■ What to do:
Wherever the word "tidak" shows up in a line, please copy that line.
-- start of Exercise input --
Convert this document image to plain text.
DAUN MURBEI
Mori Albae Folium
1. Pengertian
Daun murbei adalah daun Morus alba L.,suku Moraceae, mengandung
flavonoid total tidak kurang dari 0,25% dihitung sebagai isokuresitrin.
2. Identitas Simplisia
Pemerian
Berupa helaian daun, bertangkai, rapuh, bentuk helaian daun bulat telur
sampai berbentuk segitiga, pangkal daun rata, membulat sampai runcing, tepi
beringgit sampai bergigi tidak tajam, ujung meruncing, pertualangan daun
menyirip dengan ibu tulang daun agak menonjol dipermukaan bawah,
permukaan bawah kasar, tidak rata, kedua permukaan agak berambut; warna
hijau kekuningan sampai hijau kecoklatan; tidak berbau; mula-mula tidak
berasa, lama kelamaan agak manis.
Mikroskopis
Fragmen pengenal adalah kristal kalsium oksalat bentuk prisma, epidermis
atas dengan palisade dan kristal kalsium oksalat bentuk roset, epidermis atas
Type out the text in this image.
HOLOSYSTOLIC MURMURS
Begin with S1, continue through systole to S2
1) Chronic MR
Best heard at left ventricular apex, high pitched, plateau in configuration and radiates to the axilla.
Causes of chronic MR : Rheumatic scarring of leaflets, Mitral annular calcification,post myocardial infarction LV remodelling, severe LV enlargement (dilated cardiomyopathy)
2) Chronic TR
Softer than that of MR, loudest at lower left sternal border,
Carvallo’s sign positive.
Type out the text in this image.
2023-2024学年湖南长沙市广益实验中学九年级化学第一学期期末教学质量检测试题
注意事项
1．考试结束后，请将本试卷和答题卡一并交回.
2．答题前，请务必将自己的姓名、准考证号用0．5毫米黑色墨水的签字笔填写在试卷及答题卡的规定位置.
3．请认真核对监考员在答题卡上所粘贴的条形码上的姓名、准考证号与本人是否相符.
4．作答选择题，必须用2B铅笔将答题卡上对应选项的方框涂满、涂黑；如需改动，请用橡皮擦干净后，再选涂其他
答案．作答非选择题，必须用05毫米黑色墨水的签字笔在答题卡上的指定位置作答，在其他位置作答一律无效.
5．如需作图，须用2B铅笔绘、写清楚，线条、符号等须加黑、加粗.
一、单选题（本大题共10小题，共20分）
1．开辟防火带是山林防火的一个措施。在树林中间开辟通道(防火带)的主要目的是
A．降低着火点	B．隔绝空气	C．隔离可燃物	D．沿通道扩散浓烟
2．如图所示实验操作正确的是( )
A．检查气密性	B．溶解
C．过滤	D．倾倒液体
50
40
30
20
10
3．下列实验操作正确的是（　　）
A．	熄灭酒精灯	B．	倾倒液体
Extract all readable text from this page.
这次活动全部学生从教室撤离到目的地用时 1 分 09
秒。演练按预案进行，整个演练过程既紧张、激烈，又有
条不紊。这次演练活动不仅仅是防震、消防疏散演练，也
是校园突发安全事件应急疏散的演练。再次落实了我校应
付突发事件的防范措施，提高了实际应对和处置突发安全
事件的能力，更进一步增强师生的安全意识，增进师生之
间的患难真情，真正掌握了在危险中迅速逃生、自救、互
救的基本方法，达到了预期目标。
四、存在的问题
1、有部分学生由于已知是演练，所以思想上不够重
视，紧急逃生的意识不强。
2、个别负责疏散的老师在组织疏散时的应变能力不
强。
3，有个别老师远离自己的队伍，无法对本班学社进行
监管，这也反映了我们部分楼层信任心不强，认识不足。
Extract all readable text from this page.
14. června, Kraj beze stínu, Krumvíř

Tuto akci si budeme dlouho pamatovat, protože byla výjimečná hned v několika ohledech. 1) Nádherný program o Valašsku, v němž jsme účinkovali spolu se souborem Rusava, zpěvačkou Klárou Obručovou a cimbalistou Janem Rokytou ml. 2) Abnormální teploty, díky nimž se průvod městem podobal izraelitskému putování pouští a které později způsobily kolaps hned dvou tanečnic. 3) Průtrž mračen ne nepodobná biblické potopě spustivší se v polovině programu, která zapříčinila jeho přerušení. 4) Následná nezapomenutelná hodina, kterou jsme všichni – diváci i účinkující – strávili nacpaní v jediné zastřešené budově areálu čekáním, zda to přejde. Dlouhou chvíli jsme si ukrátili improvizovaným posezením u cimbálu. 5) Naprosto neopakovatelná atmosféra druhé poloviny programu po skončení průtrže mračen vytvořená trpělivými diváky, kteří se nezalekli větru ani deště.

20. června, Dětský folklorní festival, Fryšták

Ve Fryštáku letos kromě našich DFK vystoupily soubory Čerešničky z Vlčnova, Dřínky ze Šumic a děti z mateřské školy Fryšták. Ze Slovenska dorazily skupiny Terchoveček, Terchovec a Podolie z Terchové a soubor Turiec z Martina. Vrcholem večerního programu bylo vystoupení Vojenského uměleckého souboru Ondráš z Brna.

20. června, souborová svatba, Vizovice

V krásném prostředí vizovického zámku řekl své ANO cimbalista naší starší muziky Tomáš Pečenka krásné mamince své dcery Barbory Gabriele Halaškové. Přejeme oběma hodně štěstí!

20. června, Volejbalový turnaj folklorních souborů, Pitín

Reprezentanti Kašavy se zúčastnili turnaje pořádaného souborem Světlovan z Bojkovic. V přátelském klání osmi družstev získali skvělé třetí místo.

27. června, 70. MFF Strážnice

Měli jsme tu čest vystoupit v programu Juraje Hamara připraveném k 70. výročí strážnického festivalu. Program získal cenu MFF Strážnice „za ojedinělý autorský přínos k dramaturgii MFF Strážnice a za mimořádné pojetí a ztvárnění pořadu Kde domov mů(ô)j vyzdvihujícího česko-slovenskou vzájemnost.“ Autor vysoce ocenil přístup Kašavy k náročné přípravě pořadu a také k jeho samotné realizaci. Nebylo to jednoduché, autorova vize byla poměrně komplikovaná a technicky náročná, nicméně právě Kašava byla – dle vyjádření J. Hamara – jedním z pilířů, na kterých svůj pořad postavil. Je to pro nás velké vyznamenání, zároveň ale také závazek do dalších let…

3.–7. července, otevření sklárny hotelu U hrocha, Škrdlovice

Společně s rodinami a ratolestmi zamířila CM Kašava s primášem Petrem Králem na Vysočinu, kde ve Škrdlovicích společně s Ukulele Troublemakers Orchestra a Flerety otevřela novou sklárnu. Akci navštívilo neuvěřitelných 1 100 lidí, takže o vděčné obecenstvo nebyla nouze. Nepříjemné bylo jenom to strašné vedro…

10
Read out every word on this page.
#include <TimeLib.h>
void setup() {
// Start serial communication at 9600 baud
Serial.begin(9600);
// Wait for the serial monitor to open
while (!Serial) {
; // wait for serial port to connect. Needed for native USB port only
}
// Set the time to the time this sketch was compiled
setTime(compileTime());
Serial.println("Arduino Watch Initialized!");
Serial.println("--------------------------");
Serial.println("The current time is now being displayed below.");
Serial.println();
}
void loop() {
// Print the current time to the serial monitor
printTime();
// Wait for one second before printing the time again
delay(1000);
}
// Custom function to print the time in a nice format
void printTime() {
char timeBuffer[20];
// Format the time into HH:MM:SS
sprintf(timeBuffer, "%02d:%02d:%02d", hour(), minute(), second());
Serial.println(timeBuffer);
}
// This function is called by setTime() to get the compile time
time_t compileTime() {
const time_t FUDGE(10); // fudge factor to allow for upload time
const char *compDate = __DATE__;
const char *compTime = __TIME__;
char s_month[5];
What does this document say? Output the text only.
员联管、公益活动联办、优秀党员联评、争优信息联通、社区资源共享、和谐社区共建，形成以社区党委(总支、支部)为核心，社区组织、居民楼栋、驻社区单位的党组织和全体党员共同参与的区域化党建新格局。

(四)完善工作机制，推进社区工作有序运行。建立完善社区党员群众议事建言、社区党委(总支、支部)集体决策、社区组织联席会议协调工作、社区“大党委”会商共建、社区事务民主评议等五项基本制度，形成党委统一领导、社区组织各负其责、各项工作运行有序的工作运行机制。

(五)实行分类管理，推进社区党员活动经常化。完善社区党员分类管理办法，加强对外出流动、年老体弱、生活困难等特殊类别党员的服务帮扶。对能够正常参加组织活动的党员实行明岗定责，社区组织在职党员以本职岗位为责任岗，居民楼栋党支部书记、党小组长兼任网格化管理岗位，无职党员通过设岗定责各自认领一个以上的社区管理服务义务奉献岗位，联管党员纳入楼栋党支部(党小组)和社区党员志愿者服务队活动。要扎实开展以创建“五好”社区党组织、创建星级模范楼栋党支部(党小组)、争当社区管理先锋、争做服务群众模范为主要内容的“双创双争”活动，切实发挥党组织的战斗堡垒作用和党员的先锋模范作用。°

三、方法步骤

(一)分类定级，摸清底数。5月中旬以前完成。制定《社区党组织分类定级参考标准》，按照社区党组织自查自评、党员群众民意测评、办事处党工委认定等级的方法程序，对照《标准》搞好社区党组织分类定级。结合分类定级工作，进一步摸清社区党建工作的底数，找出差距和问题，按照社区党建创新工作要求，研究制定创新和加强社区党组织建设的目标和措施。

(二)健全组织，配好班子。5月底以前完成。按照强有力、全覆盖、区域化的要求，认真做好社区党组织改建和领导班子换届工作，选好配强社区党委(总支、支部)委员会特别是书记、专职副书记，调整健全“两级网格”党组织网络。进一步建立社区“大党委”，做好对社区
-- end of Exercise input --
■ The output:
flavonoid total tidak kurang dari 0,25% dihitung sebagai isokuresitrin.
beringgit sampai bergigi tidak tajam, ujung meruncing, pertualangan daun
permukaan bawah kasar, tidak rata, kedua permukaan agak berambut; warna
hijau kekuningan sampai hijau kecoklatan; tidak berbau; mula-mula tidak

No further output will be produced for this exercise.